--- Data provided ---
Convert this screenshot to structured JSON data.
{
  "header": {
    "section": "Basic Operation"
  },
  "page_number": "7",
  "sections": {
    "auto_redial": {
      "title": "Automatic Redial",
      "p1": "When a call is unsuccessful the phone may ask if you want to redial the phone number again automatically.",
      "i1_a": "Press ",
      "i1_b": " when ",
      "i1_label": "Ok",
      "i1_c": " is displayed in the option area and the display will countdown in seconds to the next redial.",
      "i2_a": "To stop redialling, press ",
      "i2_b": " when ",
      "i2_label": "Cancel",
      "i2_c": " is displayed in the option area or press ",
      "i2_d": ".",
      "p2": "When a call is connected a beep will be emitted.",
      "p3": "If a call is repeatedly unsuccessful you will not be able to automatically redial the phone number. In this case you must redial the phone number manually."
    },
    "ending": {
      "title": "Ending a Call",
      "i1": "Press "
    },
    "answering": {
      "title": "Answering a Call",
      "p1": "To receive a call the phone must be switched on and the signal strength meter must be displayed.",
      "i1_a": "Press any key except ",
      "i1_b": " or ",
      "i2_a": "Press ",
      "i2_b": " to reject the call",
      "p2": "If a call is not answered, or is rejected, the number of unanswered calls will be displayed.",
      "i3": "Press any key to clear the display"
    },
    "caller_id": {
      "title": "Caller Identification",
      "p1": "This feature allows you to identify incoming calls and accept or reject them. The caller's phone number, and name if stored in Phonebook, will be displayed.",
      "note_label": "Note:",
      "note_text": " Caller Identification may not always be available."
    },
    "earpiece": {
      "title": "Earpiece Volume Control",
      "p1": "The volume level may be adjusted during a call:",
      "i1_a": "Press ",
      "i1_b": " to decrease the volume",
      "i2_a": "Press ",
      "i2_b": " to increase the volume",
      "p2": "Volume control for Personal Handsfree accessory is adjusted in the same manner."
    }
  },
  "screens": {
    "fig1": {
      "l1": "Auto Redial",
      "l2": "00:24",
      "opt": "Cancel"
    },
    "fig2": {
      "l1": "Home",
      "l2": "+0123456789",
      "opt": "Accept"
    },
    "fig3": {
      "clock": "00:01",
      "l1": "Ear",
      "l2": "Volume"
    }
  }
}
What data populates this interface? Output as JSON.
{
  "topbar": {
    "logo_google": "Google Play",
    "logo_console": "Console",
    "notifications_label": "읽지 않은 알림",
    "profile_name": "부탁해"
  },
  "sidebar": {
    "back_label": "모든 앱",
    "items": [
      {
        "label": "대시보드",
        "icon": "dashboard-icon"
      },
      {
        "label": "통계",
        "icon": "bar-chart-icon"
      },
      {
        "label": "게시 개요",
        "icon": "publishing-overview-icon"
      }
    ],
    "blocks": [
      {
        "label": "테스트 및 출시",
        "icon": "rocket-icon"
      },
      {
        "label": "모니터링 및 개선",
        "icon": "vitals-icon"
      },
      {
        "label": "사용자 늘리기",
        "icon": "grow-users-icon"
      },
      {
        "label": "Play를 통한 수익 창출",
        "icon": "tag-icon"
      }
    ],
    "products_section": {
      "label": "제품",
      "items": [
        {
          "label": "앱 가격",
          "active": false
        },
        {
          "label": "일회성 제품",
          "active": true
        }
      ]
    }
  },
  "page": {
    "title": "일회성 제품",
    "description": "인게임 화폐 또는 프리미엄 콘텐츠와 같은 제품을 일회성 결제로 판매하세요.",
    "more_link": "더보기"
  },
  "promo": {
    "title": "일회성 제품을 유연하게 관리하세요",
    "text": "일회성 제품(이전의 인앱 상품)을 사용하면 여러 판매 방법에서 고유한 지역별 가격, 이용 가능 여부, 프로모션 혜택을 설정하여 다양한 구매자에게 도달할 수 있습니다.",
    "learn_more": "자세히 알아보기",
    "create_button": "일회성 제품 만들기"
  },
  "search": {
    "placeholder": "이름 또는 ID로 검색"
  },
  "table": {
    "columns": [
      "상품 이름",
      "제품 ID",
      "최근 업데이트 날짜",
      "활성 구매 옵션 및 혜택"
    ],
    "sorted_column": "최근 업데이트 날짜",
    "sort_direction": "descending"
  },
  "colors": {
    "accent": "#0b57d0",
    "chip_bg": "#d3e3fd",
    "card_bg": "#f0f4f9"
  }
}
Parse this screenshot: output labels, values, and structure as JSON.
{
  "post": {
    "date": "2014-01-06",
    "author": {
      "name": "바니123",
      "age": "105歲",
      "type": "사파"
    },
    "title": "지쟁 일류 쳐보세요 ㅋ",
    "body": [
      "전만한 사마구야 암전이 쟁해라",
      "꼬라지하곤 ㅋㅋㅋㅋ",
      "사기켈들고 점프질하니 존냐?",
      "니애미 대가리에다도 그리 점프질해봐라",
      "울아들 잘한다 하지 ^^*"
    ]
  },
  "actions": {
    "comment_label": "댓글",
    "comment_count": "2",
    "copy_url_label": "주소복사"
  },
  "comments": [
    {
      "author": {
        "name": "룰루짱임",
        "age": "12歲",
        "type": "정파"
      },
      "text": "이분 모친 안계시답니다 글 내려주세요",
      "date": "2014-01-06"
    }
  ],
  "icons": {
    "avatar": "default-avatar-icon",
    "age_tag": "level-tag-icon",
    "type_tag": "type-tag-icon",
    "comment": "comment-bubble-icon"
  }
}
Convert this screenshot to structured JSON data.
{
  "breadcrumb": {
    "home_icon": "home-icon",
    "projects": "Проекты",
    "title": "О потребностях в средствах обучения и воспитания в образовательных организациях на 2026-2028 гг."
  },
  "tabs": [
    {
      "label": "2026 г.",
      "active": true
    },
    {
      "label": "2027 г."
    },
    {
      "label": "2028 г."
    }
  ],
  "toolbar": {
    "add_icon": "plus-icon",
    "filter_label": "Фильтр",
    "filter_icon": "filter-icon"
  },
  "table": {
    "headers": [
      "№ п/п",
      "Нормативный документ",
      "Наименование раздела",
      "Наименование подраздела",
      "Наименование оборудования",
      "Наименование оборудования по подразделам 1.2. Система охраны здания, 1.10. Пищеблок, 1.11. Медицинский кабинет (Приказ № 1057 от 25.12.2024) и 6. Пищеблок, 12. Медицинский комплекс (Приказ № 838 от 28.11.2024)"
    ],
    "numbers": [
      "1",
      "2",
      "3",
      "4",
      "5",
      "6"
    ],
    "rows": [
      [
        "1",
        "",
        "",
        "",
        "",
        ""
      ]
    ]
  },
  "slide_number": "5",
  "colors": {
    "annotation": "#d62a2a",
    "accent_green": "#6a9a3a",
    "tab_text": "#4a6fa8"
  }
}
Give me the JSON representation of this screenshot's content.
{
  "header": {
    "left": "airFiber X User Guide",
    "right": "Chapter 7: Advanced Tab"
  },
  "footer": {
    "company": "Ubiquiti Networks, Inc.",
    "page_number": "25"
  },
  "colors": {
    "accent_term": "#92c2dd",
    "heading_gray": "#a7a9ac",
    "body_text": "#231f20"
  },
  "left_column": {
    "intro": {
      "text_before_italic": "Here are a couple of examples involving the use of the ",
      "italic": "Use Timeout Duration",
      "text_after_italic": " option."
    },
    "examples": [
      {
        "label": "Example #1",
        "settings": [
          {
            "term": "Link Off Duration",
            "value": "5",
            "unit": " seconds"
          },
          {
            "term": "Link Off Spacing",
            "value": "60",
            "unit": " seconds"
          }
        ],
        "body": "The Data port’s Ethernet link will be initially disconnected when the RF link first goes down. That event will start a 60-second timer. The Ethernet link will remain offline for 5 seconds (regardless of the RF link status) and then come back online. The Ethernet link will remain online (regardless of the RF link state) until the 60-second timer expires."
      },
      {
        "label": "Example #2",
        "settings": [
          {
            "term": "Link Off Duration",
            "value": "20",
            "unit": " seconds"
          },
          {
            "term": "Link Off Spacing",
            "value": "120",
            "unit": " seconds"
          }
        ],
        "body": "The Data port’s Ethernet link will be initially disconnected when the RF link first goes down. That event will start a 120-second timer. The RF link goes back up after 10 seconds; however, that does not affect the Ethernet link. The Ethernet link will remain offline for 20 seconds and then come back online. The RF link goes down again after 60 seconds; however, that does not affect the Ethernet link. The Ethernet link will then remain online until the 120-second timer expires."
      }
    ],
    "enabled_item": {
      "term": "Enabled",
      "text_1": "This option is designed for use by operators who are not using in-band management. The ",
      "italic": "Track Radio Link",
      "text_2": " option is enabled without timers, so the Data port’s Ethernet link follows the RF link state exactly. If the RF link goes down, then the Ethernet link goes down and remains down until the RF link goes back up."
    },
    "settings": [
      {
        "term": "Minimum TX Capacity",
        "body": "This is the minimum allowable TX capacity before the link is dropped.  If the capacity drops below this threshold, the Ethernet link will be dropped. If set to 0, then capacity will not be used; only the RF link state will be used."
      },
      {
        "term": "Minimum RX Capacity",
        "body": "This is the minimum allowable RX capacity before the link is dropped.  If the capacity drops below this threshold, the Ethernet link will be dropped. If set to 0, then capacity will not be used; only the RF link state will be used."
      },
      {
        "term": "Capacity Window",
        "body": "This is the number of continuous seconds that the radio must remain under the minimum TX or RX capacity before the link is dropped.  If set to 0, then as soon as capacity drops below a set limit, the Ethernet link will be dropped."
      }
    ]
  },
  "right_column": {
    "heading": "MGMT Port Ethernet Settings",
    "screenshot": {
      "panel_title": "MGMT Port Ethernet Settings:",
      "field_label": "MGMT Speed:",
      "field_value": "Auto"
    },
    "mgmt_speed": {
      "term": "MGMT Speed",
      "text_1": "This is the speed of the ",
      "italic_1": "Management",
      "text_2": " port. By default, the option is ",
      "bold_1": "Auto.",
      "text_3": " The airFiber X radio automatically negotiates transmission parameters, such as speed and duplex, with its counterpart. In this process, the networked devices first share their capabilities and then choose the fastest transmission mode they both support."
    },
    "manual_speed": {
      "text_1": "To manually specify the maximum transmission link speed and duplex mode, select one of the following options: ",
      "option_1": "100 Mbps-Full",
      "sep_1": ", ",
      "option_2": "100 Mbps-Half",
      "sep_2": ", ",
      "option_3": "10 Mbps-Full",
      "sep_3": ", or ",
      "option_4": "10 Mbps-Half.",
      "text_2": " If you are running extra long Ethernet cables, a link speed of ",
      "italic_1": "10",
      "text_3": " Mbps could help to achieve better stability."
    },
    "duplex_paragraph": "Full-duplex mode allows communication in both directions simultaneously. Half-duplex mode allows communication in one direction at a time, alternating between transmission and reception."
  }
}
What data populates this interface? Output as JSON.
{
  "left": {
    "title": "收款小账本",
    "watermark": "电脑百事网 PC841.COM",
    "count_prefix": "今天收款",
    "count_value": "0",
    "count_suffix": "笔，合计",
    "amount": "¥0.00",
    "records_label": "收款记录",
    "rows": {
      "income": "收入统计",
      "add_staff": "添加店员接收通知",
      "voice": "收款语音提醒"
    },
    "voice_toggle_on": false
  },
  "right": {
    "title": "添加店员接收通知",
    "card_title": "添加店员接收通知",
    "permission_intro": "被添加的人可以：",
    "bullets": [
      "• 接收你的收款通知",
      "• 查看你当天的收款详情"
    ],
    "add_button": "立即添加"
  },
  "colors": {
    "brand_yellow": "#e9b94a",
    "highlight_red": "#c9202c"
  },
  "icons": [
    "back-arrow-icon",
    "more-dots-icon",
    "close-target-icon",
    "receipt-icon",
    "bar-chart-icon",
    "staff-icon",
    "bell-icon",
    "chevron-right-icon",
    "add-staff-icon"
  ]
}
---
Isolate each line of the listing above that includes "Full". Copy it.

Answer to the task -
      "option_1": "100 Mbps-Full",
      "option_3": "10 Mbps-Full",
    "duplex_paragraph": "Full-duplex mode allows communication in both directions simultaneously. Half-duplex mode allows communication in one direction at a time, alternating between transmission and reception."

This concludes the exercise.